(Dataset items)

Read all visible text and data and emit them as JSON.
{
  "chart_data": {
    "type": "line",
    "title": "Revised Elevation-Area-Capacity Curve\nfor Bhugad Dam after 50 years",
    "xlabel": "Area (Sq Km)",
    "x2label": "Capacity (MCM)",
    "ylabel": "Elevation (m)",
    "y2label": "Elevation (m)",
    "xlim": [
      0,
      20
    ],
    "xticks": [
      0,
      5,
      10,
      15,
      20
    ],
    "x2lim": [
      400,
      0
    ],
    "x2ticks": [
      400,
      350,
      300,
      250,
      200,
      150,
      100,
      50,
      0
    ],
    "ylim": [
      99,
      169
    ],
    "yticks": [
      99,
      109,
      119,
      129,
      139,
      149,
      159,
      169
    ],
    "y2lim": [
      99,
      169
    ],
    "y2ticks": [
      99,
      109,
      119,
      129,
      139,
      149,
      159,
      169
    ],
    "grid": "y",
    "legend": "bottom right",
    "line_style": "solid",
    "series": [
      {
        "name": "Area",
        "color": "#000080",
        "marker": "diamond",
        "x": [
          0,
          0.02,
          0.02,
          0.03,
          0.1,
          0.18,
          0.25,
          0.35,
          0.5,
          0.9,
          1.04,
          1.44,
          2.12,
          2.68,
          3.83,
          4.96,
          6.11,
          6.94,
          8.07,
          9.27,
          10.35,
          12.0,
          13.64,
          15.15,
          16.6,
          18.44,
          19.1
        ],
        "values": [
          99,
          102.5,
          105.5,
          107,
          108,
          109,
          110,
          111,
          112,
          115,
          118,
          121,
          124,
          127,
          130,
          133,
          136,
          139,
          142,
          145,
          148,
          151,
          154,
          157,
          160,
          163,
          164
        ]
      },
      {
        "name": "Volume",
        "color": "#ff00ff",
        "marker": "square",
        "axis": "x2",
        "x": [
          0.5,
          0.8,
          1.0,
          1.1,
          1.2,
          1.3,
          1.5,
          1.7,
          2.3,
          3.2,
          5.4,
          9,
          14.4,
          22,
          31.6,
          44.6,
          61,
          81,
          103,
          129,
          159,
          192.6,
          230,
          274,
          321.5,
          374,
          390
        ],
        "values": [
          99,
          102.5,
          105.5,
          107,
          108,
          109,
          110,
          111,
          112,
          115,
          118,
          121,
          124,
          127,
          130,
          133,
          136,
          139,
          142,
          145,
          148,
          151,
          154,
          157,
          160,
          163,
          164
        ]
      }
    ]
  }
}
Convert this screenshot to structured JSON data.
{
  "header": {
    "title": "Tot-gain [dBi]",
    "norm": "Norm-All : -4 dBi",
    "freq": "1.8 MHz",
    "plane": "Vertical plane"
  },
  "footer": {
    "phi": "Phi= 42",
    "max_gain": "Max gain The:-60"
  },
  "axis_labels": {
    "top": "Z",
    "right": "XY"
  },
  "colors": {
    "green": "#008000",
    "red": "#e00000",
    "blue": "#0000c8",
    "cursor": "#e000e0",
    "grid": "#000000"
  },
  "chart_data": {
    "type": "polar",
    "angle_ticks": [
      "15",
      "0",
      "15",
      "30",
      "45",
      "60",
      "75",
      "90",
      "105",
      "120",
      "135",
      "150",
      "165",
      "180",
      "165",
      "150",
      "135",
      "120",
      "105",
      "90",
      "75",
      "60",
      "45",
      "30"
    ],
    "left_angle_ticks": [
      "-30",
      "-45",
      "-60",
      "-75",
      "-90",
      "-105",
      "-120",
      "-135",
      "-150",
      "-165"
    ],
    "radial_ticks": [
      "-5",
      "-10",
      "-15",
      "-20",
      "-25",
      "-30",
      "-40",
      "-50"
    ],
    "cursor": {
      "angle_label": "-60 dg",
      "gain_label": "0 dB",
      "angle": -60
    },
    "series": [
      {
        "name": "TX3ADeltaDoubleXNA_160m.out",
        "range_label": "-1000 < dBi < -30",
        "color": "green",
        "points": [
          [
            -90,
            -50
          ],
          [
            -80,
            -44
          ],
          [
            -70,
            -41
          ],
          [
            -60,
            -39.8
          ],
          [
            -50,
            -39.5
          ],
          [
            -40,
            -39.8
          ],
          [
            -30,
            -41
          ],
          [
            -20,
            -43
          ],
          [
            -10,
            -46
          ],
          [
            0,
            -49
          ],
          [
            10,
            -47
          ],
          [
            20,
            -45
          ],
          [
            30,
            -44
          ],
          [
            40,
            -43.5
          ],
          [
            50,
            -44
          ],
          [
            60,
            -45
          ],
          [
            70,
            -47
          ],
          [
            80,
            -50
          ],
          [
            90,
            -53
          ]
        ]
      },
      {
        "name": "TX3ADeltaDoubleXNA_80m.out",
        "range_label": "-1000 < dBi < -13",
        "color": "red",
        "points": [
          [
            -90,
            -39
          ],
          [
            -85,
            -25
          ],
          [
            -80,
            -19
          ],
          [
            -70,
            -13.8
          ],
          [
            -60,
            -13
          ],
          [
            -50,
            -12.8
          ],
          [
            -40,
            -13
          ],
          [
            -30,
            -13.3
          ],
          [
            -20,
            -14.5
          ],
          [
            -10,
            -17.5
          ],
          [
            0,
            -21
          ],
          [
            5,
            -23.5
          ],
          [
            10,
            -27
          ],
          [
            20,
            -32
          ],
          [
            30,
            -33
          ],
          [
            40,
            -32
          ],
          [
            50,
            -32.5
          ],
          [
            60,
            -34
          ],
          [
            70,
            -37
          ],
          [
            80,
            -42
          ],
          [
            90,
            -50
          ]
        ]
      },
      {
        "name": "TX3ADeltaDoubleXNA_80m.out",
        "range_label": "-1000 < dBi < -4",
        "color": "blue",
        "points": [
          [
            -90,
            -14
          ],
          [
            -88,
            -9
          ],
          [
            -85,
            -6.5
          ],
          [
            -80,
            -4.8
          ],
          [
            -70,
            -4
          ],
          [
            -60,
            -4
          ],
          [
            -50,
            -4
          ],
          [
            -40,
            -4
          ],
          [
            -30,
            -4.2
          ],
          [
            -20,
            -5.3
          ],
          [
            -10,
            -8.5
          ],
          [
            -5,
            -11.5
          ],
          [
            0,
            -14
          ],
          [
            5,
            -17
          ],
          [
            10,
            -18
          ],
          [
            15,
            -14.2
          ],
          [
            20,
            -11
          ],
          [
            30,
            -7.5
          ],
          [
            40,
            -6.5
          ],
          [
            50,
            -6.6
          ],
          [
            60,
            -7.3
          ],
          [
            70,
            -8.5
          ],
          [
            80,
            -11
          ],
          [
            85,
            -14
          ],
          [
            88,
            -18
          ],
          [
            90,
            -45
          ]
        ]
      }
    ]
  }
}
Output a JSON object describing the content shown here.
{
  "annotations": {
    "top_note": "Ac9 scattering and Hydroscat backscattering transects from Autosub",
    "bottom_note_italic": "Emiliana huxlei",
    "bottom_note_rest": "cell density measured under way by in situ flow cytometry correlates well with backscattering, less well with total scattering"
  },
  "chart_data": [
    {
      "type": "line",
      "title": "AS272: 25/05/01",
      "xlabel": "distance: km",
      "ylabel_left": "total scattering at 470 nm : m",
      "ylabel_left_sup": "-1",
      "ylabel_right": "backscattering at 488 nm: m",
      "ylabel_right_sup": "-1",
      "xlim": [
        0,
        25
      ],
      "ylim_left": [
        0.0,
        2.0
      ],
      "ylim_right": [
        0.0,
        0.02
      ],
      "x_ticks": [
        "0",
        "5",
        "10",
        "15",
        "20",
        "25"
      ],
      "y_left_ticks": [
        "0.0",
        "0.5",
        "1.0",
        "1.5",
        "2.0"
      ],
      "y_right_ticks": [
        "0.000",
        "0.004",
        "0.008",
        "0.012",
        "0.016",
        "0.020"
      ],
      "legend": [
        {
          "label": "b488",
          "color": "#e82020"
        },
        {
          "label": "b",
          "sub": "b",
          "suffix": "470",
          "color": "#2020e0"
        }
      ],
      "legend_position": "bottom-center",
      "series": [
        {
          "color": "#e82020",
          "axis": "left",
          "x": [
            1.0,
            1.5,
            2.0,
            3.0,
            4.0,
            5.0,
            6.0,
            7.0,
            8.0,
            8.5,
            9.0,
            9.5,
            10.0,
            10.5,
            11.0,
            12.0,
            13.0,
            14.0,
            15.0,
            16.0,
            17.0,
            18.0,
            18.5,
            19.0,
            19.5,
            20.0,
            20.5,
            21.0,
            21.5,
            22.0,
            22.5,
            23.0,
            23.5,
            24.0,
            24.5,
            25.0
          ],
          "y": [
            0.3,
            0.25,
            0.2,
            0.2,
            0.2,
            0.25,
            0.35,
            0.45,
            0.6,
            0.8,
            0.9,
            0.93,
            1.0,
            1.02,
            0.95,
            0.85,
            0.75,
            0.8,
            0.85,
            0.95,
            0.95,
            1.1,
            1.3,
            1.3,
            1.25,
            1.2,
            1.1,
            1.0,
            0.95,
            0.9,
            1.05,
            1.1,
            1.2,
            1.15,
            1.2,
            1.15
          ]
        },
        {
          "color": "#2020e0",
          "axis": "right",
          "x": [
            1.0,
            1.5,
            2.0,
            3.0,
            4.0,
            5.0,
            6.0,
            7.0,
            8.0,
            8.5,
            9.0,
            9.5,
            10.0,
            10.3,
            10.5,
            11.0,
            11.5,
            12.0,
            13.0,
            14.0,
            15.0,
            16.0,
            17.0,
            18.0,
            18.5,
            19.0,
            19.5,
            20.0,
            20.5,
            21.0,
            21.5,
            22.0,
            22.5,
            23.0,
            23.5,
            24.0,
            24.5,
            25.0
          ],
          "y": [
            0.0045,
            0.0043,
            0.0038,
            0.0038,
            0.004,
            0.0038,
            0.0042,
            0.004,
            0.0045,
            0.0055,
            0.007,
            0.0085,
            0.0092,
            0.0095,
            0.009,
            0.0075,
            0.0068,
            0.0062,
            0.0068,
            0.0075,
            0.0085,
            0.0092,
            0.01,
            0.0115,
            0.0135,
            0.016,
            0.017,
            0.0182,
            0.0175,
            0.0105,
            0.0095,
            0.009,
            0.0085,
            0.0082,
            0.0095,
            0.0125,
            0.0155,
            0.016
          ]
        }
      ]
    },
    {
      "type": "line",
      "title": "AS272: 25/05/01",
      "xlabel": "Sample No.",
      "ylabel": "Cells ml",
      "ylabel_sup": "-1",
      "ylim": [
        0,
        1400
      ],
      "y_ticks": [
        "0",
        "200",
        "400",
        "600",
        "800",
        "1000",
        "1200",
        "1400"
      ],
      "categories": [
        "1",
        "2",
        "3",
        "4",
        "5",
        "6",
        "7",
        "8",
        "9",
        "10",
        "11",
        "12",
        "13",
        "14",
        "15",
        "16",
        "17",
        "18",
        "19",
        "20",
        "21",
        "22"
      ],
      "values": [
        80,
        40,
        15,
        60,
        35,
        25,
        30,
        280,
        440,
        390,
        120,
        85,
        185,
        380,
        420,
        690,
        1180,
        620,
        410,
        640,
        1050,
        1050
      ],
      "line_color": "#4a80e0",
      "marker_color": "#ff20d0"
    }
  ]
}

Directions for this task:
Find the lines above holding the word "backscattering" and show them.

Answer to this task:
    "top_note": "Ac9 scattering and Hydroscat backscattering transects from Autosub",
    "bottom_note_rest": "cell density measured under way by in situ flow cytometry correlates well with backscattering, less well with total scattering"
      "ylabel_right": "backscattering at 488 nm: m",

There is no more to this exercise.